WRITTEN TASK → Please switch every "star-filled-icon" to "rating-star-icon" throughout the lines below, keeping everything else unchanged and leaving out the pictures.

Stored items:

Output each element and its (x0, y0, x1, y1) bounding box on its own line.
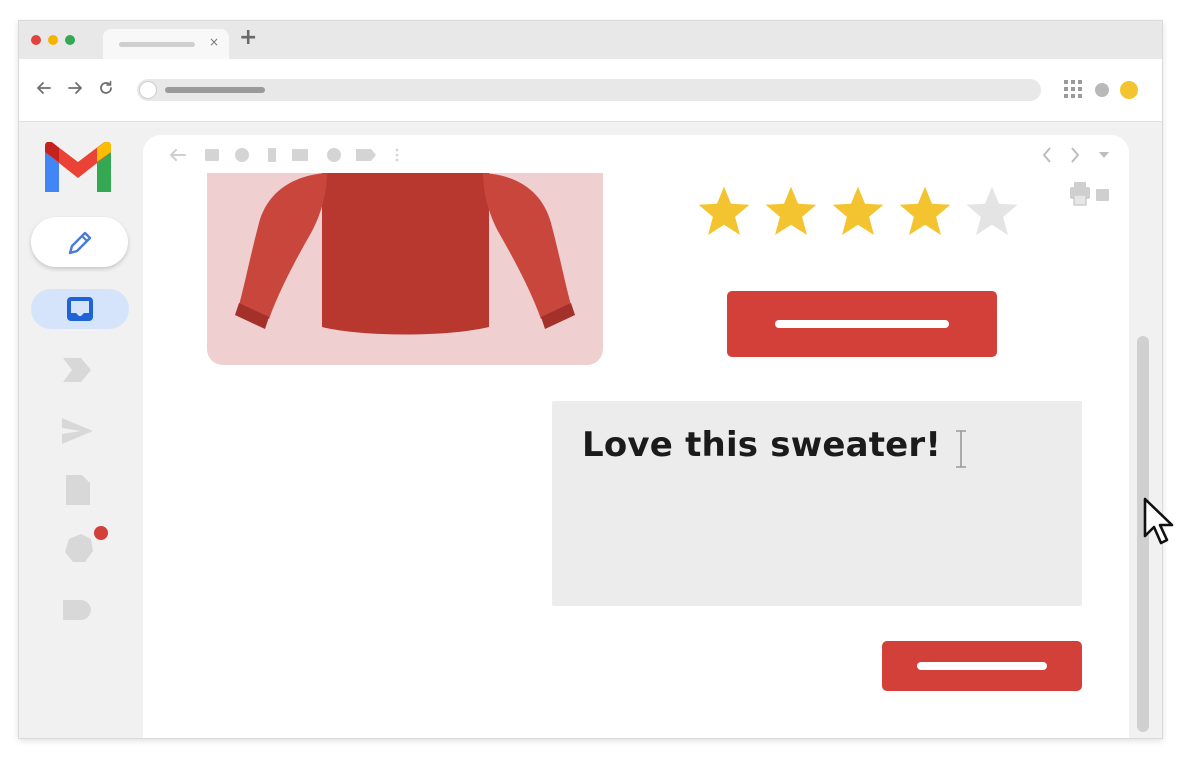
email-actions (1070, 182, 1109, 206)
sweater-illustration (235, 173, 575, 335)
star-empty-icon[interactable] (963, 183, 1021, 241)
address-bar[interactable] (137, 79, 1041, 101)
archive-icon[interactable] (205, 149, 219, 161)
snooze-icon[interactable] (327, 148, 341, 162)
review-textbox[interactable]: Love this sweater! (552, 401, 1082, 606)
star-filled-icon[interactable] (829, 183, 887, 241)
more-icon[interactable] (395, 148, 399, 162)
print-icon[interactable] (1070, 182, 1090, 206)
primary-action-button[interactable] (727, 291, 997, 357)
gmail-sidebar (19, 122, 143, 738)
button-label-placeholder (917, 662, 1047, 670)
inbox-icon (67, 297, 93, 321)
extension-dot-icon[interactable] (1095, 83, 1109, 97)
maximize-window-button[interactable] (65, 35, 75, 45)
reload-icon[interactable] (97, 79, 115, 97)
star-filled-icon[interactable] (896, 183, 954, 241)
profile-avatar-icon[interactable] (1120, 81, 1138, 99)
text-cursor-icon (956, 430, 966, 468)
prev-email-icon[interactable] (1042, 147, 1051, 163)
forward-arrow-icon[interactable] (66, 79, 84, 97)
next-email-icon[interactable] (1071, 147, 1080, 163)
compose-button[interactable] (31, 217, 128, 267)
email-toolbar (169, 147, 1109, 163)
browser-toolbar (19, 59, 1162, 122)
product-image (207, 173, 603, 365)
close-window-button[interactable] (31, 35, 41, 45)
dropdown-icon[interactable] (1099, 152, 1109, 158)
important-icon[interactable] (59, 352, 95, 388)
url-placeholder (165, 87, 265, 93)
submit-review-button[interactable] (882, 641, 1082, 691)
tab-close-icon[interactable]: × (209, 35, 219, 49)
drafts-icon[interactable] (59, 472, 95, 508)
apps-grid-icon[interactable] (1063, 79, 1083, 99)
star-filled-icon[interactable] (762, 183, 820, 241)
sidebar-item-inbox[interactable] (31, 289, 129, 329)
star-filled-icon[interactable] (695, 183, 753, 241)
back-arrow-icon[interactable] (35, 79, 53, 97)
delete-icon[interactable] (268, 148, 276, 162)
browser-tab[interactable]: × (103, 29, 229, 59)
tab-strip: × + (19, 21, 1162, 59)
button-label-placeholder (775, 320, 949, 328)
mouse-pointer-icon (1143, 497, 1174, 545)
pencil-icon (68, 231, 92, 255)
report-icon[interactable] (235, 148, 249, 162)
site-info-icon[interactable] (139, 81, 157, 99)
review-text: Love this sweater! (582, 425, 942, 465)
open-new-window-icon[interactable] (1096, 189, 1109, 201)
new-tab-button[interactable]: + (239, 27, 257, 49)
minimize-window-button[interactable] (48, 35, 58, 45)
mail-icon[interactable] (292, 149, 308, 161)
label-icon[interactable] (59, 592, 95, 628)
notification-icon[interactable] (59, 526, 109, 570)
back-arrow-icon[interactable] (169, 149, 186, 161)
label-icon[interactable] (356, 149, 376, 161)
gmail-logo-icon (45, 142, 111, 192)
email-view: Love this sweater! (143, 135, 1129, 738)
browser-window: × + Love this sweater! (18, 20, 1163, 739)
tab-title-placeholder (119, 42, 195, 47)
sent-icon[interactable] (59, 413, 95, 449)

CORRECT RESULT →
Output each element and its (x0, y0, x1, y1) bounding box on its own line.
email-actions (1070, 182, 1109, 206)
sweater-illustration (235, 173, 575, 335)
star-empty-icon[interactable] (963, 183, 1021, 241)
address-bar[interactable] (137, 79, 1041, 101)
archive-icon[interactable] (205, 149, 219, 161)
snooze-icon[interactable] (327, 148, 341, 162)
review-textbox[interactable]: Love this sweater! (552, 401, 1082, 606)
rating-star-icon[interactable] (829, 183, 887, 241)
more-icon[interactable] (395, 148, 399, 162)
print-icon[interactable] (1070, 182, 1090, 206)
primary-action-button[interactable] (727, 291, 997, 357)
gmail-sidebar (19, 122, 143, 738)
button-label-placeholder (917, 662, 1047, 670)
inbox-icon (67, 297, 93, 321)
extension-dot-icon[interactable] (1095, 83, 1109, 97)
maximize-window-button[interactable] (65, 35, 75, 45)
reload-icon[interactable] (97, 79, 115, 97)
rating-star-icon[interactable] (896, 183, 954, 241)
profile-avatar-icon[interactable] (1120, 81, 1138, 99)
text-cursor-icon (956, 430, 966, 468)
prev-email-icon[interactable] (1042, 147, 1051, 163)
forward-arrow-icon[interactable] (66, 79, 84, 97)
next-email-icon[interactable] (1071, 147, 1080, 163)
compose-button[interactable] (31, 217, 128, 267)
email-toolbar (169, 147, 1109, 163)
browser-toolbar (19, 59, 1162, 122)
product-image (207, 173, 603, 365)
close-window-button[interactable] (31, 35, 41, 45)
dropdown-icon[interactable] (1099, 152, 1109, 158)
important-icon[interactable] (59, 352, 95, 388)
url-placeholder (165, 87, 265, 93)
submit-review-button[interactable] (882, 641, 1082, 691)
tab-close-icon[interactable]: × (209, 35, 219, 49)
drafts-icon[interactable] (59, 472, 95, 508)
apps-grid-icon[interactable] (1063, 79, 1083, 99)
rating-star-icon[interactable] (762, 183, 820, 241)
sidebar-item-inbox[interactable] (31, 289, 129, 329)
rating-star-icon[interactable] (695, 183, 753, 241)
back-arrow-icon[interactable] (35, 79, 53, 97)
delete-icon[interactable] (268, 148, 276, 162)
browser-tab[interactable]: × (103, 29, 229, 59)
tab-strip: × + (19, 21, 1162, 59)
button-label-placeholder (775, 320, 949, 328)
mouse-pointer-icon (1143, 497, 1174, 545)
pencil-icon (68, 231, 92, 255)
report-icon[interactable] (235, 148, 249, 162)
site-info-icon[interactable] (139, 81, 157, 99)
review-text: Love this sweater! (582, 425, 942, 465)
open-new-window-icon[interactable] (1096, 189, 1109, 201)
new-tab-button[interactable]: + (239, 27, 257, 49)
minimize-window-button[interactable] (48, 35, 58, 45)
mail-icon[interactable] (292, 149, 308, 161)
label-icon[interactable] (59, 592, 95, 628)
notification-icon[interactable] (59, 526, 109, 570)
back-arrow-icon[interactable] (169, 149, 186, 161)
label-icon[interactable] (356, 149, 376, 161)
gmail-logo-icon (45, 142, 111, 192)
email-view: Love this sweater! (143, 135, 1129, 738)
browser-window: × + Love this sweater! (18, 20, 1163, 739)
tab-title-placeholder (119, 42, 195, 47)
sent-icon[interactable] (59, 413, 95, 449)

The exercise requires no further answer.